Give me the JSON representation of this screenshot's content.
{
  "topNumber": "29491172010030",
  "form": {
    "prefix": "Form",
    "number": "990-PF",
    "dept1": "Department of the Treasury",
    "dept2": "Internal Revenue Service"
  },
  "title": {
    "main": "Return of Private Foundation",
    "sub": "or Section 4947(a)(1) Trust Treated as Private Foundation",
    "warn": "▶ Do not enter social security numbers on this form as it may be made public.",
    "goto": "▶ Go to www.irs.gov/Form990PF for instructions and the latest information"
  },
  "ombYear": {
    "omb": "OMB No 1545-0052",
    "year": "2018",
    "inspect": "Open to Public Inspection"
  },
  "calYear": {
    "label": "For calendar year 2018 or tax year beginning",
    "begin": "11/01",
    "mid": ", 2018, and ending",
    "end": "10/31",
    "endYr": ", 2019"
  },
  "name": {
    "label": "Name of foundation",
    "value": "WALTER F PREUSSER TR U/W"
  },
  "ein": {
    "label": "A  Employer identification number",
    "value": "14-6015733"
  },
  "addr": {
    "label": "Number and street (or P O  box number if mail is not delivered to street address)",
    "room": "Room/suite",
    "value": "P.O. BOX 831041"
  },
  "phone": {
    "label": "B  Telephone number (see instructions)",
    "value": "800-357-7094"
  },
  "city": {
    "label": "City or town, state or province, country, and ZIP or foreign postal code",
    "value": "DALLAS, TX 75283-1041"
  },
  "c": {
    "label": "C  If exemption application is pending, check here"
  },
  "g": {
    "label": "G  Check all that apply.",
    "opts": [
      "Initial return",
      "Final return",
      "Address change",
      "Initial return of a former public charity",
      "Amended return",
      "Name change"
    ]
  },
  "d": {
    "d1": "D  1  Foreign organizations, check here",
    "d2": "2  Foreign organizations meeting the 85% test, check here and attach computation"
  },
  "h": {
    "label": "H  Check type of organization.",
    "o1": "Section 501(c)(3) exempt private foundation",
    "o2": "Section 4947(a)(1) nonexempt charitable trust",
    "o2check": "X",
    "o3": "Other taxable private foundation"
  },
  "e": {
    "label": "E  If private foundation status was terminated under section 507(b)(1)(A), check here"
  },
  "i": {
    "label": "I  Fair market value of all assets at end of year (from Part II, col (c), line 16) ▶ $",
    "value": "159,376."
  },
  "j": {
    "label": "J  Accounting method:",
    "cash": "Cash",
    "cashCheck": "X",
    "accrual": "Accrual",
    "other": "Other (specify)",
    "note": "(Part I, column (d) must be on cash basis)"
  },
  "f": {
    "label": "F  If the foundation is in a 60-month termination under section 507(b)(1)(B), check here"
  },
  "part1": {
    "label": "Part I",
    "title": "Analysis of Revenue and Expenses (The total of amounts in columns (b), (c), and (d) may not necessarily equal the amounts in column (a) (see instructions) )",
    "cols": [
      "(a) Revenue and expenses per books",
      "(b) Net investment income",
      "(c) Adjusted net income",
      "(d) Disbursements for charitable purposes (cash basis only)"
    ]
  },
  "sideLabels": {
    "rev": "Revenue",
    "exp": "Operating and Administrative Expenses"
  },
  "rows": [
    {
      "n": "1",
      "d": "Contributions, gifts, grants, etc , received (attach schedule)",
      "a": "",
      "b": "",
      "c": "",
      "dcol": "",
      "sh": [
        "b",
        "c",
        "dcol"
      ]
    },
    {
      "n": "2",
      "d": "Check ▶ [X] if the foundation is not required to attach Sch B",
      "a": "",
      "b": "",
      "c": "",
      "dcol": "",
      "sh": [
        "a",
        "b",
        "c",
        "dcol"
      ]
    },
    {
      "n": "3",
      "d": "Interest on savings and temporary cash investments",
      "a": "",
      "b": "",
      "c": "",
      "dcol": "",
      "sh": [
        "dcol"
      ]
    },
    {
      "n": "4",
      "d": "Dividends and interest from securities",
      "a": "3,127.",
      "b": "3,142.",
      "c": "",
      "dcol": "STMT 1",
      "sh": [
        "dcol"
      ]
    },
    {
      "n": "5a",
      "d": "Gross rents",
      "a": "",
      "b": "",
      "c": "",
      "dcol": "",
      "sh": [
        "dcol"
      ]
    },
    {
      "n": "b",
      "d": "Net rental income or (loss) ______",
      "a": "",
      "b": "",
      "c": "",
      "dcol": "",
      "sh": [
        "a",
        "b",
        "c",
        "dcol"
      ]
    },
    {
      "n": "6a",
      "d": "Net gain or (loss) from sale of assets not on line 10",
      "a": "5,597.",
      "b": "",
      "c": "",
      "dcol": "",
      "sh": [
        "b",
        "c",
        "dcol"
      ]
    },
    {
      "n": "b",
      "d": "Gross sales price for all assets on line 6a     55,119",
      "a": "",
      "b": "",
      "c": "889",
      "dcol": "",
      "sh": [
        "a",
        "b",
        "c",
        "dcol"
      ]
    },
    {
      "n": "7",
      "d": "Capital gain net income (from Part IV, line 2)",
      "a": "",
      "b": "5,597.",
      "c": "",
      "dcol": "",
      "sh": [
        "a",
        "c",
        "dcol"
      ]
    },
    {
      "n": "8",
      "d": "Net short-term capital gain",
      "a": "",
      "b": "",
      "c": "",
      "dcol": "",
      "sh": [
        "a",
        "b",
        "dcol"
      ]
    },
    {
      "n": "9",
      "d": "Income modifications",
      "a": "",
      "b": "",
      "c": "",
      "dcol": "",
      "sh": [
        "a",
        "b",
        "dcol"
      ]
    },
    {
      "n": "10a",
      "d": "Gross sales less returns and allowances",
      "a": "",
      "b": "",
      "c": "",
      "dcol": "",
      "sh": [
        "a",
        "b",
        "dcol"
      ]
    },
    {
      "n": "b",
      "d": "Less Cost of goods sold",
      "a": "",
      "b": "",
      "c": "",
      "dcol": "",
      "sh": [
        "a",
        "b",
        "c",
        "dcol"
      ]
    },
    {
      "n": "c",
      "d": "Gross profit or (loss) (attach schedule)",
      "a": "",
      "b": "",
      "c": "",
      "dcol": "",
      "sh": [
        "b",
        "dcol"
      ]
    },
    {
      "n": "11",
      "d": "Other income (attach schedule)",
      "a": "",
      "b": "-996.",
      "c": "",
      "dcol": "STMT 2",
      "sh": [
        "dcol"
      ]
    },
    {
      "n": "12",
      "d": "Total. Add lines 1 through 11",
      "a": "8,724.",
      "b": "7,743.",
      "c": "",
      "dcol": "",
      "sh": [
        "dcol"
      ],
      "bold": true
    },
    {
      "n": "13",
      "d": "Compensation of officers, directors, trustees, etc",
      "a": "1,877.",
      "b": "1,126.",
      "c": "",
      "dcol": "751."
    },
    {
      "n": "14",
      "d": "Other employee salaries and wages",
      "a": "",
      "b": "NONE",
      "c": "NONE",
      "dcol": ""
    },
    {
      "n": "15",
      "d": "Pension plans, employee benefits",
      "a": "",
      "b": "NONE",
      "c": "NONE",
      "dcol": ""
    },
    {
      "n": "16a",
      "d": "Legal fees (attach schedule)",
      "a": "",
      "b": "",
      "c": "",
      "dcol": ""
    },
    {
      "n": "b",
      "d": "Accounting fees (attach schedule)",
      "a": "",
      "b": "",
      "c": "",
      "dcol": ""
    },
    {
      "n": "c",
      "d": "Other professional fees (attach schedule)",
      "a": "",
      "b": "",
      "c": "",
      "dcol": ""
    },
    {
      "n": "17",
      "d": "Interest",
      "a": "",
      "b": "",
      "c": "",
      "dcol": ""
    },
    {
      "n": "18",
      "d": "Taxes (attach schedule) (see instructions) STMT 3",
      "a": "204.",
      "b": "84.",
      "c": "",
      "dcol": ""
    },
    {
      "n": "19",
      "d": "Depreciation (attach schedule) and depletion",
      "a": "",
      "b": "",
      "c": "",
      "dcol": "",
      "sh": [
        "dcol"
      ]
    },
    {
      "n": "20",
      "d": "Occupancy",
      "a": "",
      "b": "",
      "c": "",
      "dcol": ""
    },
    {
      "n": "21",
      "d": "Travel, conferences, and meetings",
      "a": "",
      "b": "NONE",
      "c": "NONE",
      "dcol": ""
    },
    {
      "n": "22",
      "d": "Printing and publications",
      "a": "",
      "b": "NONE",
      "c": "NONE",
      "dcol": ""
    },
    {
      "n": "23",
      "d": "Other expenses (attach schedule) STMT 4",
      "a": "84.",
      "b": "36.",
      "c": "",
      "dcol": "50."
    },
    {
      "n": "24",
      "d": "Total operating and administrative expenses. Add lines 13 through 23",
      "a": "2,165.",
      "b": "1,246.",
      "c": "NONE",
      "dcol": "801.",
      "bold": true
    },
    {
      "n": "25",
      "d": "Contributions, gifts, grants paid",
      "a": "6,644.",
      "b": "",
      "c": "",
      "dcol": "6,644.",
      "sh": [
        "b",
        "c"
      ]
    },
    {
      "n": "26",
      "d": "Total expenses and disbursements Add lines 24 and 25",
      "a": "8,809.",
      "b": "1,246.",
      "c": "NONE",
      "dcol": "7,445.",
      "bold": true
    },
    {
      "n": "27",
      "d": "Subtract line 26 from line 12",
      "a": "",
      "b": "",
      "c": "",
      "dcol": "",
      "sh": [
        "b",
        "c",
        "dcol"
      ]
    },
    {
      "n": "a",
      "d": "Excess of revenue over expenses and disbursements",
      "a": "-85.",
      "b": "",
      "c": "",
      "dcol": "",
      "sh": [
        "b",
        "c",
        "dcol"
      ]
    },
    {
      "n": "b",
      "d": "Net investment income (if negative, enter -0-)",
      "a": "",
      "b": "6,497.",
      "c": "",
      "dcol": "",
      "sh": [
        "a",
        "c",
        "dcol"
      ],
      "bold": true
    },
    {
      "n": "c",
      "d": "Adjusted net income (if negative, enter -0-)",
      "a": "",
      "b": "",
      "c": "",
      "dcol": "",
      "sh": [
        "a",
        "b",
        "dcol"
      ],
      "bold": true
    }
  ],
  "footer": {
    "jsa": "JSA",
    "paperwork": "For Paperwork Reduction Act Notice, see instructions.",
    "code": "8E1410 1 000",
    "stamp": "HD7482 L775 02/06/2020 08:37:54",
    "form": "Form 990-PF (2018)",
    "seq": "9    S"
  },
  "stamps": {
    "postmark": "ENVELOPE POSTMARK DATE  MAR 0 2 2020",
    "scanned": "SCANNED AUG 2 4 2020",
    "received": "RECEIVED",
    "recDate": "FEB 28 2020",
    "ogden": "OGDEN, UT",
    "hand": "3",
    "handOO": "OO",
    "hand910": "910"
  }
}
========================================
Copy each line of the listing that includes "received".

      "d": "Contributions, gifts, grants, etc , received (attach schedule)",
    "received": "RECEIVED",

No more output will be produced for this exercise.